▶ The request
In the entries below, find every line with "paulbullen" and copy it.
-- start --
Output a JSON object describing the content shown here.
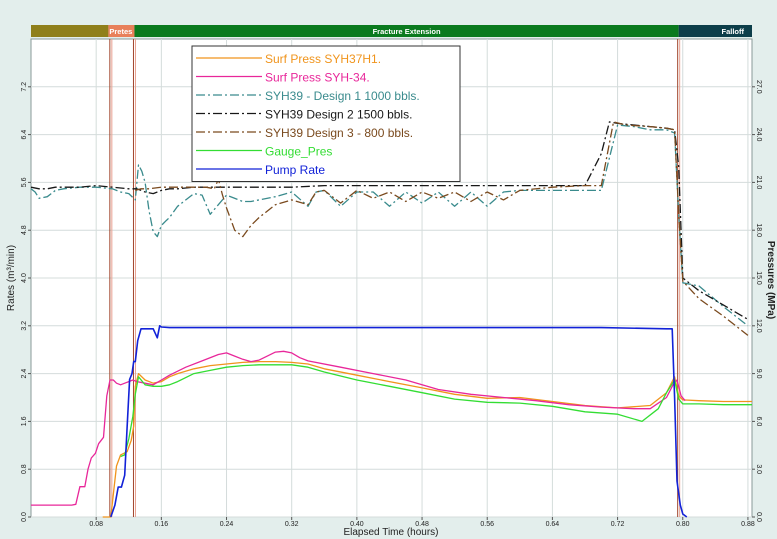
{
  "chart_data": {
    "type": "line",
    "xlabel": "Elapsed Time (hours)",
    "ylabel_left": "Rates (m³/min)",
    "ylabel_right": "Pressures (MPa)",
    "xlim": [
      0.0,
      0.885
    ],
    "ylim_left": [
      0.0,
      8.0
    ],
    "ylim_right": [
      0.0,
      30.0
    ],
    "x_ticks": [
      "0.08",
      "0.16",
      "0.24",
      "0.32",
      "0.40",
      "0.48",
      "0.56",
      "0.64",
      "0.72",
      "0.80",
      "0.88"
    ],
    "x_tick_values": [
      0.08,
      0.16,
      0.24,
      0.32,
      0.4,
      0.48,
      0.56,
      0.64,
      0.72,
      0.8,
      0.88
    ],
    "y_left_ticks": [
      "0.0",
      "0.8",
      "1.6",
      "2.4",
      "3.2",
      "4.0",
      "4.8",
      "5.6",
      "6.4",
      "7.2"
    ],
    "y_left_tick_values": [
      0.0,
      0.8,
      1.6,
      2.4,
      3.2,
      4.0,
      4.8,
      5.6,
      6.4,
      7.2
    ],
    "y_right_ticks": [
      "0.0",
      "3.0",
      "6.0",
      "9.0",
      "12.0",
      "15.0",
      "18.0",
      "21.0",
      "24.0",
      "27.0"
    ],
    "y_right_tick_values": [
      0,
      3,
      6,
      9,
      12,
      15,
      18,
      21,
      24,
      27
    ],
    "grid": true,
    "legend_position": "top-center",
    "stages": [
      {
        "name": "",
        "x0": 0.0,
        "x1": 0.095,
        "color": "#8f7f1a"
      },
      {
        "name": "Pretes",
        "x0": 0.095,
        "x1": 0.127,
        "color": "#e8805a"
      },
      {
        "name": "Fracture Extension",
        "x0": 0.127,
        "x1": 0.795,
        "color": "#0a7a1e"
      },
      {
        "name": "Falloff",
        "x0": 0.795,
        "x1": 0.885,
        "color": "#0d3e4a"
      }
    ],
    "stage_markers": [
      0.098,
      0.127,
      0.795
    ],
    "series": [
      {
        "name": "Surf Press SYH37H1.",
        "color": "#f0941c",
        "axis": "right",
        "dash": "solid",
        "x": [
          0.088,
          0.098,
          0.105,
          0.11,
          0.118,
          0.123,
          0.126,
          0.128,
          0.132,
          0.14,
          0.15,
          0.16,
          0.17,
          0.18,
          0.2,
          0.22,
          0.24,
          0.26,
          0.28,
          0.3,
          0.32,
          0.34,
          0.36,
          0.4,
          0.44,
          0.48,
          0.52,
          0.56,
          0.6,
          0.64,
          0.68,
          0.72,
          0.76,
          0.78,
          0.79,
          0.795,
          0.8,
          0.82,
          0.85,
          0.885
        ],
        "y": [
          0.0,
          0.0,
          3.2,
          3.9,
          4.1,
          4.8,
          5.7,
          8.2,
          9.0,
          8.6,
          8.4,
          8.5,
          8.8,
          9.0,
          9.3,
          9.5,
          9.6,
          9.7,
          9.75,
          9.75,
          9.7,
          9.6,
          9.3,
          8.9,
          8.5,
          8.1,
          7.7,
          7.45,
          7.5,
          7.25,
          7.0,
          6.85,
          7.0,
          7.8,
          8.8,
          7.6,
          7.35,
          7.3,
          7.25,
          7.25
        ]
      },
      {
        "name": "Surf Press SYH-34.",
        "color": "#e8279a",
        "axis": "right",
        "dash": "solid",
        "x": [
          0.0,
          0.05,
          0.055,
          0.06,
          0.066,
          0.07,
          0.074,
          0.079,
          0.083,
          0.089,
          0.093,
          0.097,
          0.101,
          0.105,
          0.11,
          0.115,
          0.12,
          0.125,
          0.13,
          0.14,
          0.15,
          0.16,
          0.17,
          0.19,
          0.21,
          0.23,
          0.24,
          0.25,
          0.26,
          0.27,
          0.28,
          0.29,
          0.3,
          0.31,
          0.32,
          0.33,
          0.34,
          0.38,
          0.42,
          0.46,
          0.5,
          0.54,
          0.58,
          0.62,
          0.66,
          0.7,
          0.74,
          0.76,
          0.78,
          0.788,
          0.793,
          0.798,
          0.803
        ],
        "y": [
          0.75,
          0.75,
          0.8,
          1.9,
          1.9,
          3.0,
          3.7,
          4.0,
          4.6,
          5.0,
          7.6,
          8.6,
          8.6,
          8.4,
          8.3,
          8.4,
          8.5,
          8.6,
          8.5,
          8.4,
          8.3,
          8.6,
          8.9,
          9.4,
          9.8,
          10.2,
          10.3,
          10.1,
          9.9,
          9.75,
          9.85,
          10.1,
          10.35,
          10.4,
          10.3,
          10.0,
          9.8,
          9.4,
          9.0,
          8.6,
          8.0,
          7.7,
          7.5,
          7.3,
          7.05,
          6.9,
          6.8,
          6.8,
          7.5,
          8.3,
          8.6,
          7.6,
          7.3
        ]
      },
      {
        "name": "SYH39 - Design 1 1000 bbls.",
        "color": "#3a8b8d",
        "axis": "right",
        "dash": "dashdot",
        "x": [
          0.0,
          0.005,
          0.01,
          0.02,
          0.03,
          0.04,
          0.06,
          0.08,
          0.1,
          0.11,
          0.12,
          0.128,
          0.132,
          0.136,
          0.14,
          0.145,
          0.15,
          0.155,
          0.16,
          0.166,
          0.17,
          0.18,
          0.2,
          0.21,
          0.22,
          0.24,
          0.26,
          0.27,
          0.28,
          0.3,
          0.32,
          0.34,
          0.35,
          0.36,
          0.38,
          0.4,
          0.42,
          0.44,
          0.46,
          0.48,
          0.5,
          0.52,
          0.54,
          0.56,
          0.58,
          0.6,
          0.64,
          0.67,
          0.7,
          0.72,
          0.74,
          0.76,
          0.78,
          0.79,
          0.795,
          0.8,
          0.82,
          0.85,
          0.88
        ],
        "y": [
          20.6,
          20.4,
          20.0,
          20.1,
          20.5,
          20.6,
          20.7,
          20.7,
          20.6,
          20.4,
          20.3,
          19.9,
          22.1,
          21.7,
          21.0,
          19.2,
          17.9,
          17.6,
          18.3,
          18.6,
          18.8,
          19.5,
          20.3,
          20.2,
          19.0,
          20.2,
          19.8,
          19.8,
          19.9,
          20.1,
          20.4,
          19.5,
          20.4,
          20.5,
          19.5,
          20.4,
          20.4,
          19.5,
          20.4,
          19.7,
          20.4,
          19.5,
          20.4,
          19.5,
          20.4,
          20.5,
          20.5,
          20.5,
          20.5,
          24.6,
          24.5,
          24.3,
          24.3,
          24.1,
          19.0,
          14.7,
          14.5,
          13.2,
          12.0
        ]
      },
      {
        "name": "SYH39 Design 2 1500 bbls.",
        "color": "#181818",
        "axis": "right",
        "dash": "dashdot",
        "x": [
          0.0,
          0.01,
          0.02,
          0.03,
          0.04,
          0.06,
          0.08,
          0.1,
          0.12,
          0.13,
          0.14,
          0.15,
          0.16,
          0.17,
          0.18,
          0.2,
          0.24,
          0.28,
          0.32,
          0.36,
          0.4,
          0.44,
          0.48,
          0.52,
          0.56,
          0.6,
          0.64,
          0.68,
          0.7,
          0.71,
          0.72,
          0.74,
          0.76,
          0.78,
          0.79,
          0.795,
          0.8,
          0.82,
          0.85,
          0.88
        ],
        "y": [
          20.7,
          20.6,
          20.6,
          20.7,
          20.7,
          20.7,
          20.8,
          20.7,
          20.6,
          20.6,
          20.4,
          20.3,
          20.5,
          20.6,
          20.6,
          20.7,
          20.7,
          20.7,
          20.7,
          20.8,
          20.8,
          20.8,
          20.8,
          20.8,
          20.8,
          20.8,
          20.8,
          20.8,
          22.8,
          24.8,
          24.7,
          24.6,
          24.5,
          24.4,
          24.3,
          22.0,
          15.0,
          14.2,
          13.3,
          12.4
        ]
      },
      {
        "name": "SYH39 Design 3 - 800 bbls.",
        "color": "#7a4a1e",
        "axis": "right",
        "dash": "dashdot",
        "x": [
          0.128,
          0.135,
          0.145,
          0.16,
          0.18,
          0.2,
          0.215,
          0.225,
          0.23,
          0.235,
          0.24,
          0.25,
          0.26,
          0.27,
          0.28,
          0.3,
          0.32,
          0.34,
          0.35,
          0.36,
          0.38,
          0.4,
          0.42,
          0.44,
          0.46,
          0.48,
          0.5,
          0.52,
          0.54,
          0.56,
          0.58,
          0.6,
          0.64,
          0.68,
          0.7,
          0.715,
          0.73,
          0.76,
          0.78,
          0.79,
          0.795,
          0.8,
          0.82,
          0.85,
          0.88
        ],
        "y": [
          20.5,
          20.6,
          20.6,
          20.7,
          20.7,
          20.7,
          20.7,
          20.6,
          21.2,
          20.2,
          19.4,
          18.0,
          17.6,
          18.3,
          18.8,
          19.6,
          19.9,
          19.6,
          20.4,
          20.5,
          19.7,
          20.5,
          20.0,
          20.4,
          19.8,
          20.4,
          20.0,
          20.4,
          19.8,
          20.4,
          19.9,
          20.5,
          20.7,
          20.8,
          20.8,
          24.8,
          24.6,
          24.5,
          24.4,
          24.3,
          19.0,
          14.8,
          13.7,
          12.6,
          11.4
        ]
      },
      {
        "name": "Gauge_Pres",
        "color": "#33dd33",
        "axis": "right",
        "dash": "solid",
        "x": [
          0.11,
          0.115,
          0.12,
          0.125,
          0.128,
          0.132,
          0.14,
          0.15,
          0.16,
          0.17,
          0.18,
          0.2,
          0.22,
          0.24,
          0.26,
          0.28,
          0.3,
          0.32,
          0.34,
          0.36,
          0.4,
          0.44,
          0.48,
          0.52,
          0.56,
          0.6,
          0.64,
          0.68,
          0.72,
          0.75,
          0.77,
          0.78,
          0.79,
          0.795,
          0.8,
          0.82,
          0.85,
          0.885
        ],
        "y": [
          3.8,
          3.9,
          4.9,
          6.3,
          7.7,
          8.8,
          8.3,
          8.2,
          8.2,
          8.3,
          8.5,
          9.0,
          9.2,
          9.4,
          9.5,
          9.55,
          9.55,
          9.55,
          9.4,
          9.1,
          8.6,
          8.2,
          7.8,
          7.4,
          7.2,
          7.15,
          6.95,
          6.6,
          6.45,
          6.0,
          6.8,
          7.8,
          8.6,
          7.4,
          7.1,
          7.1,
          7.05,
          7.05
        ]
      },
      {
        "name": "Pump Rate",
        "color": "#1222d8",
        "axis": "left",
        "dash": "solid",
        "x": [
          0.098,
          0.103,
          0.107,
          0.111,
          0.115,
          0.118,
          0.121,
          0.124,
          0.126,
          0.128,
          0.131,
          0.135,
          0.14,
          0.15,
          0.155,
          0.158,
          0.16,
          0.17,
          0.2,
          0.3,
          0.4,
          0.5,
          0.6,
          0.7,
          0.78,
          0.787,
          0.79,
          0.793,
          0.797,
          0.8,
          0.805
        ],
        "y": [
          0.0,
          0.2,
          0.5,
          0.5,
          0.7,
          1.5,
          2.3,
          2.4,
          2.6,
          2.6,
          2.95,
          3.15,
          3.15,
          3.15,
          3.0,
          3.2,
          3.18,
          3.17,
          3.17,
          3.17,
          3.17,
          3.17,
          3.17,
          3.17,
          3.15,
          3.15,
          2.0,
          0.6,
          0.2,
          0.05,
          0.0
        ]
      }
    ]
  }
}
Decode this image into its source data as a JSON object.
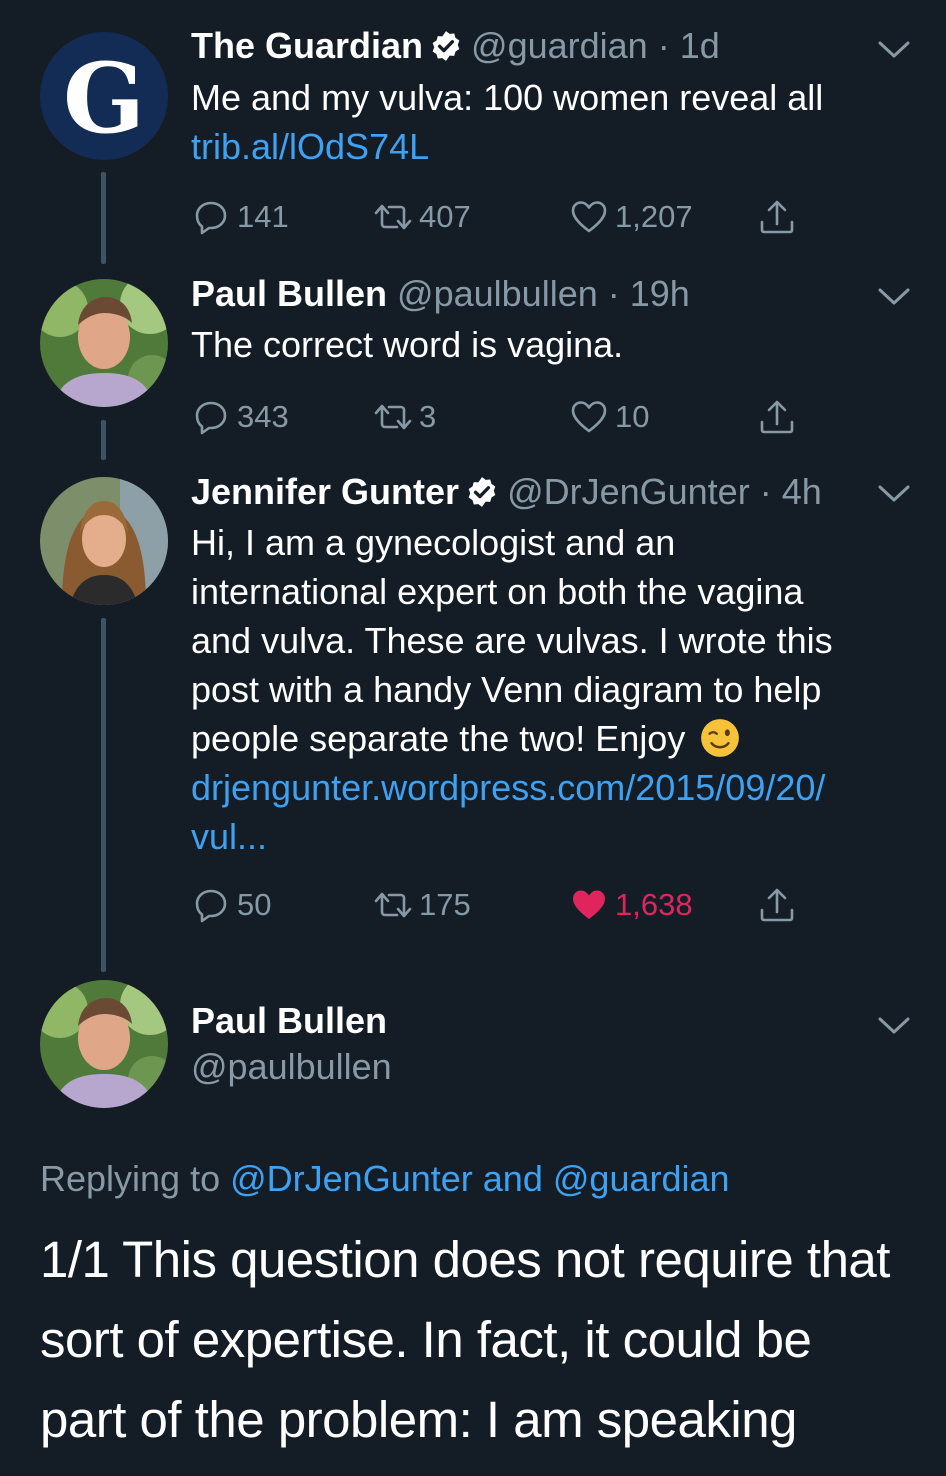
{
  "tweets": [
    {
      "name": "The Guardian",
      "verified": true,
      "handle": "@guardian",
      "time": "· 1d",
      "text": "Me and my vulva: 100 women reveal all",
      "link": "trib.al/lOdS74L",
      "replies": "141",
      "retweets": "407",
      "likes": "1,207",
      "liked": false,
      "avatar_letter": "G"
    },
    {
      "name": "Paul Bullen",
      "verified": false,
      "handle": "@paulbullen",
      "time": "· 19h",
      "text": "The correct word is vagina.",
      "replies": "343",
      "retweets": "3",
      "likes": "10",
      "liked": false
    },
    {
      "name": "Jennifer Gunter",
      "verified": true,
      "handle": "@DrJenGunter",
      "time": "· 4h",
      "text_lines": [
        "Hi, I am a gynecologist and an",
        "international expert on both the vagina",
        "and vulva. These are vulvas. I wrote this",
        "post with a handy Venn diagram to help",
        "people separate the two! Enjoy"
      ],
      "link_lines": [
        "drjengunter.wordpress.com/2015/09/20/",
        "vul..."
      ],
      "replies": "50",
      "retweets": "175",
      "likes": "1,638",
      "liked": true
    }
  ],
  "focused": {
    "name": "Paul Bullen",
    "handle": "@paulbullen",
    "replying_prefix": "Replying to",
    "replying_to_1": "@DrJenGunter",
    "replying_and": "and",
    "replying_to_2": "@guardian",
    "text_lines": [
      "1/1 This question does not require that",
      "sort of expertise. In fact, it could be",
      "part of the problem: I am speaking"
    ]
  },
  "colors": {
    "background": "#141d26",
    "link": "#3fa1f2",
    "muted": "#8899a6",
    "like": "#e0245e"
  }
}
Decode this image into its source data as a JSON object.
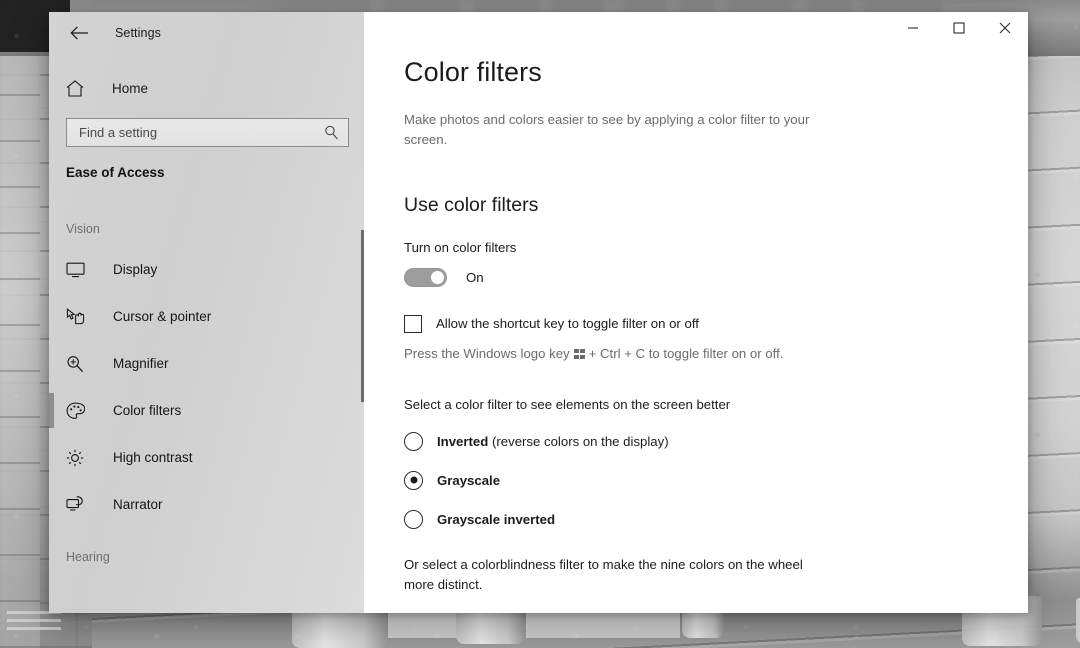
-- end --
▶ Final result
      "handle": "@paulbullen",
    "handle": "@paulbullen",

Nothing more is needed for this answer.